___ Record excerpts ___

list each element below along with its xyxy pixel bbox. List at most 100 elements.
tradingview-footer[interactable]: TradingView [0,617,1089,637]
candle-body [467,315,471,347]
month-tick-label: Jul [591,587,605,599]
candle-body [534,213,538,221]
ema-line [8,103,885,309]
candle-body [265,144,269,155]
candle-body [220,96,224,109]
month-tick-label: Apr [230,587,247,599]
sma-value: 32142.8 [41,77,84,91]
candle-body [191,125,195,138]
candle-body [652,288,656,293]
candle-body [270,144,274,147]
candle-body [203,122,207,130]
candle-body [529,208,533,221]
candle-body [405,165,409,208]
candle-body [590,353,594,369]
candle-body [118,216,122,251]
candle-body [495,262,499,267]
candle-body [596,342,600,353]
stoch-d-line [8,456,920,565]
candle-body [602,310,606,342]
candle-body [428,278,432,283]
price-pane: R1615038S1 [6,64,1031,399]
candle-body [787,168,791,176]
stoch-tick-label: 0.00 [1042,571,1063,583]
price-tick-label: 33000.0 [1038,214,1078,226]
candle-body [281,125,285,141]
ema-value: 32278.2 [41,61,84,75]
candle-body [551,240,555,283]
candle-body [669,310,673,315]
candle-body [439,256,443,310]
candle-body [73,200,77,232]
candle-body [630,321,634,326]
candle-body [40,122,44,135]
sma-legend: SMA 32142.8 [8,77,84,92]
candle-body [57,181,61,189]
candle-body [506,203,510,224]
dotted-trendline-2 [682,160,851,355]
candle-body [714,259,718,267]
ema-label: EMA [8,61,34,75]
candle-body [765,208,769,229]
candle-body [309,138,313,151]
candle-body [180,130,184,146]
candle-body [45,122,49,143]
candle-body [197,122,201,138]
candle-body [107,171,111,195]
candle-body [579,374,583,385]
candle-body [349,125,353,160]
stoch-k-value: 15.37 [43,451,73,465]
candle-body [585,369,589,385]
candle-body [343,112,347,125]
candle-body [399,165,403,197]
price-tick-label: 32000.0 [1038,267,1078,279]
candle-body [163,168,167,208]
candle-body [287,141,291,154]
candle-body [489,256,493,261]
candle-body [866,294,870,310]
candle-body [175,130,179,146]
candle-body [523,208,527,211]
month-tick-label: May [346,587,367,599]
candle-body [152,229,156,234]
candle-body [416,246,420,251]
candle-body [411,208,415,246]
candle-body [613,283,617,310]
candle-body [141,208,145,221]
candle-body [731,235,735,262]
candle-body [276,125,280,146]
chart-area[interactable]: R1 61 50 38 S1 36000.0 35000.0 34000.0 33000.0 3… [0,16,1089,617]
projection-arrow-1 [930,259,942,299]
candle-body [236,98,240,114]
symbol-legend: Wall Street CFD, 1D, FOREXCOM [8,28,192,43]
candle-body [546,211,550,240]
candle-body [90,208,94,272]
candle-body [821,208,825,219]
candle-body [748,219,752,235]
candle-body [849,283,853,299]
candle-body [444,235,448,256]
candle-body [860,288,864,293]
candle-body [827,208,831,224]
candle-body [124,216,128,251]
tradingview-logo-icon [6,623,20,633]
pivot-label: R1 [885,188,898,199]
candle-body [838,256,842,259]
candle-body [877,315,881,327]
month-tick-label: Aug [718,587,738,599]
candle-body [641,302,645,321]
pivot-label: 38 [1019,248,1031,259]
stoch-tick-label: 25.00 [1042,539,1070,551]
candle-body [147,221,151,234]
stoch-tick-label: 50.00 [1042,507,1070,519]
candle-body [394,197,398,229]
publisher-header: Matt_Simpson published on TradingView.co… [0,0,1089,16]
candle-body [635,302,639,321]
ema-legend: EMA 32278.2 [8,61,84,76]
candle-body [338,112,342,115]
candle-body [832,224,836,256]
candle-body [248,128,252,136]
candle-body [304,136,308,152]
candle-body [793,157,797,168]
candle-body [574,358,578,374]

___

Goal of the exercise: Can you write out all of the material above again, line for line, without changing a single character?

The completed task:
list each element below along with its xyxy pixel bbox. List at most 100 elements.
tradingview-footer[interactable]: TradingView [0,617,1089,637]
candle-body [467,315,471,347]
month-tick-label: Jul [591,587,605,599]
candle-body [534,213,538,221]
ema-line [8,103,885,309]
candle-body [265,144,269,155]
candle-body [220,96,224,109]
month-tick-label: Apr [230,587,247,599]
sma-value: 32142.8 [41,77,84,91]
candle-body [191,125,195,138]
candle-body [652,288,656,293]
candle-body [270,144,274,147]
candle-body [203,122,207,130]
candle-body [529,208,533,221]
candle-body [405,165,409,208]
candle-body [590,353,594,369]
candle-body [118,216,122,251]
candle-body [495,262,499,267]
candle-body [596,342,600,353]
stoch-d-line [8,456,920,565]
candle-body [602,310,606,342]
candle-body [428,278,432,283]
price-pane: R1615038S1 [6,64,1031,399]
candle-body [787,168,791,176]
stoch-tick-label: 0.00 [1042,571,1063,583]
price-tick-label: 33000.0 [1038,214,1078,226]
candle-body [281,125,285,141]
ema-value: 32278.2 [41,61,84,75]
candle-body [551,240,555,283]
candle-body [669,310,673,315]
candle-body [439,256,443,310]
candle-body [73,200,77,232]
candle-body [630,321,634,326]
candle-body [40,122,44,135]
sma-legend: SMA 32142.8 [8,77,84,92]
candle-body [57,181,61,189]
candle-body [506,203,510,224]
dotted-trendline-2 [682,160,851,355]
candle-body [714,259,718,267]
ema-label: EMA [8,61,34,75]
candle-body [765,208,769,229]
candle-body [309,138,313,151]
candle-body [180,130,184,146]
candle-body [45,122,49,143]
candle-body [197,122,201,138]
candle-body [107,171,111,195]
candle-body [579,374,583,385]
candle-body [349,125,353,160]
stoch-k-value: 15.37 [43,451,73,465]
candle-body [585,369,589,385]
candle-body [343,112,347,125]
candle-body [399,165,403,197]
price-tick-label: 32000.0 [1038,267,1078,279]
candle-body [163,168,167,208]
candle-body [287,141,291,154]
candle-body [489,256,493,261]
candle-body [866,294,870,310]
candle-body [175,130,179,146]
candle-body [523,208,527,211]
month-tick-label: May [346,587,367,599]
candle-body [152,229,156,234]
candle-body [416,246,420,251]
candle-body [411,208,415,246]
candle-body [613,283,617,310]
candle-body [141,208,145,221]
candle-body [731,235,735,262]
candle-body [276,125,280,146]
chart-area[interactable]: R1 61 50 38 S1 36000.0 35000.0 34000.0 33000.0 3… [0,16,1089,617]
projection-arrow-1 [930,259,942,299]
candle-body [236,98,240,114]
symbol-legend: Wall Street CFD, 1D, FOREXCOM [8,28,192,43]
candle-body [546,211,550,240]
candle-body [90,208,94,272]
candle-body [821,208,825,219]
candle-body [748,219,752,235]
candle-body [849,283,853,299]
candle-body [444,235,448,256]
candle-body [860,288,864,293]
candle-body [827,208,831,224]
candle-body [124,216,128,251]
tradingview-logo-icon [6,623,20,633]
pivot-label: R1 [885,188,898,199]
candle-body [838,256,842,259]
candle-body [877,315,881,327]
month-tick-label: Aug [718,587,738,599]
candle-body [641,302,645,321]
pivot-label: 38 [1019,248,1031,259]
stoch-tick-label: 25.00 [1042,539,1070,551]
candle-body [147,221,151,234]
stoch-tick-label: 50.00 [1042,507,1070,519]
candle-body [394,197,398,229]
publisher-header: Matt_Simpson published on TradingView.co… [0,0,1089,16]
candle-body [635,302,639,321]
ema-legend: EMA 32278.2 [8,61,84,76]
candle-body [338,112,342,115]
candle-body [832,224,836,256]
candle-body [248,128,252,136]
candle-body [304,136,308,152]
candle-body [793,157,797,168]
candle-body [574,358,578,374]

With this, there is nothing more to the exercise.